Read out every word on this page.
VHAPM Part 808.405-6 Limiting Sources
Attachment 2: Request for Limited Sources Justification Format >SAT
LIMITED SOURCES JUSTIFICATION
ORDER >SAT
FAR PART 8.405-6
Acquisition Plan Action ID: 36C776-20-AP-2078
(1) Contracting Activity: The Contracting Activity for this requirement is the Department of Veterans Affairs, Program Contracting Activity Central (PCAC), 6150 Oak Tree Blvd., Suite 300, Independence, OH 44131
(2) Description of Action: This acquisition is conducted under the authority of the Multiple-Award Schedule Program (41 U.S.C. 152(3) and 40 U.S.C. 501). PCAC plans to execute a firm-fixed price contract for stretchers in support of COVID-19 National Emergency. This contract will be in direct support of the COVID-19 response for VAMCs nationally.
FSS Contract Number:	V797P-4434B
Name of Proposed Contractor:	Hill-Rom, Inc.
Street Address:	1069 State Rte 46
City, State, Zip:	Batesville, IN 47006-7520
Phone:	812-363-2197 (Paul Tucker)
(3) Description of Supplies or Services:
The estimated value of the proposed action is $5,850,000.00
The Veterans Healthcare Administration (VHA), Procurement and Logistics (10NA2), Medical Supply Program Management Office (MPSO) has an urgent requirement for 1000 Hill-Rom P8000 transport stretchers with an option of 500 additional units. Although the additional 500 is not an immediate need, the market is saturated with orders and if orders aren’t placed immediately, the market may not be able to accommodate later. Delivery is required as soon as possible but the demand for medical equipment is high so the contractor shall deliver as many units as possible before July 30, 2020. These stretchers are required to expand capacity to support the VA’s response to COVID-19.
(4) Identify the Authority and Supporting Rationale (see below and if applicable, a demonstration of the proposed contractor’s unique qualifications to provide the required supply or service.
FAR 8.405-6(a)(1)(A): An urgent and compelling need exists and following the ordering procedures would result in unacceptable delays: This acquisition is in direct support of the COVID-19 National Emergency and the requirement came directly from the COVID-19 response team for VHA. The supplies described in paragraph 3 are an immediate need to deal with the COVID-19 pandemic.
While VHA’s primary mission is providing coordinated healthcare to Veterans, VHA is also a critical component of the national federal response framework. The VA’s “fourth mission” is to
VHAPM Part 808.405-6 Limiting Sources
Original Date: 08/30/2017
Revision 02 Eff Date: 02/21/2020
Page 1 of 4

REQUIRED TASK: Extract, word for word, each line of the listing above.

EXERCISE RESPONSE:
Read out every word on this page.
VHAPM Part 808.405-6 Limiting Sources
Attachment 2: Request for Limited Sources Justification Format >SAT
LIMITED SOURCES JUSTIFICATION
ORDER >SAT
FAR PART 8.405-6
Acquisition Plan Action ID: 36C776-20-AP-2078
(1) Contracting Activity: The Contracting Activity for this requirement is the Department of Veterans Affairs, Program Contracting Activity Central (PCAC), 6150 Oak Tree Blvd., Suite 300, Independence, OH 44131
(2) Description of Action: This acquisition is conducted under the authority of the Multiple-Award Schedule Program (41 U.S.C. 152(3) and 40 U.S.C. 501). PCAC plans to execute a firm-fixed price contract for stretchers in support of COVID-19 National Emergency. This contract will be in direct support of the COVID-19 response for VAMCs nationally.
FSS Contract Number:	V797P-4434B
Name of Proposed Contractor:	Hill-Rom, Inc.
Street Address:	1069 State Rte 46
City, State, Zip:	Batesville, IN 47006-7520
Phone:	812-363-2197 (Paul Tucker)
(3) Description of Supplies or Services:
The estimated value of the proposed action is $5,850,000.00
The Veterans Healthcare Administration (VHA), Procurement and Logistics (10NA2), Medical Supply Program Management Office (MPSO) has an urgent requirement for 1000 Hill-Rom P8000 transport stretchers with an option of 500 additional units. Although the additional 500 is not an immediate need, the market is saturated with orders and if orders aren’t placed immediately, the market may not be able to accommodate later. Delivery is required as soon as possible but the demand for medical equipment is high so the contractor shall deliver as many units as possible before July 30, 2020. These stretchers are required to expand capacity to support the VA’s response to COVID-19.
(4) Identify the Authority and Supporting Rationale (see below and if applicable, a demonstration of the proposed contractor’s unique qualifications to provide the required supply or service.
FAR 8.405-6(a)(1)(A): An urgent and compelling need exists and following the ordering procedures would result in unacceptable delays: This acquisition is in direct support of the COVID-19 National Emergency and the requirement came directly from the COVID-19 response team for VHA. The supplies described in paragraph 3 are an immediate need to deal with the COVID-19 pandemic.
While VHA’s primary mission is providing coordinated healthcare to Veterans, VHA is also a critical component of the national federal response framework. The VA’s “fourth mission” is to
VHAPM Part 808.405-6 Limiting Sources
Original Date: 08/30/2017
Revision 02 Eff Date: 02/21/2020
Page 1 of 4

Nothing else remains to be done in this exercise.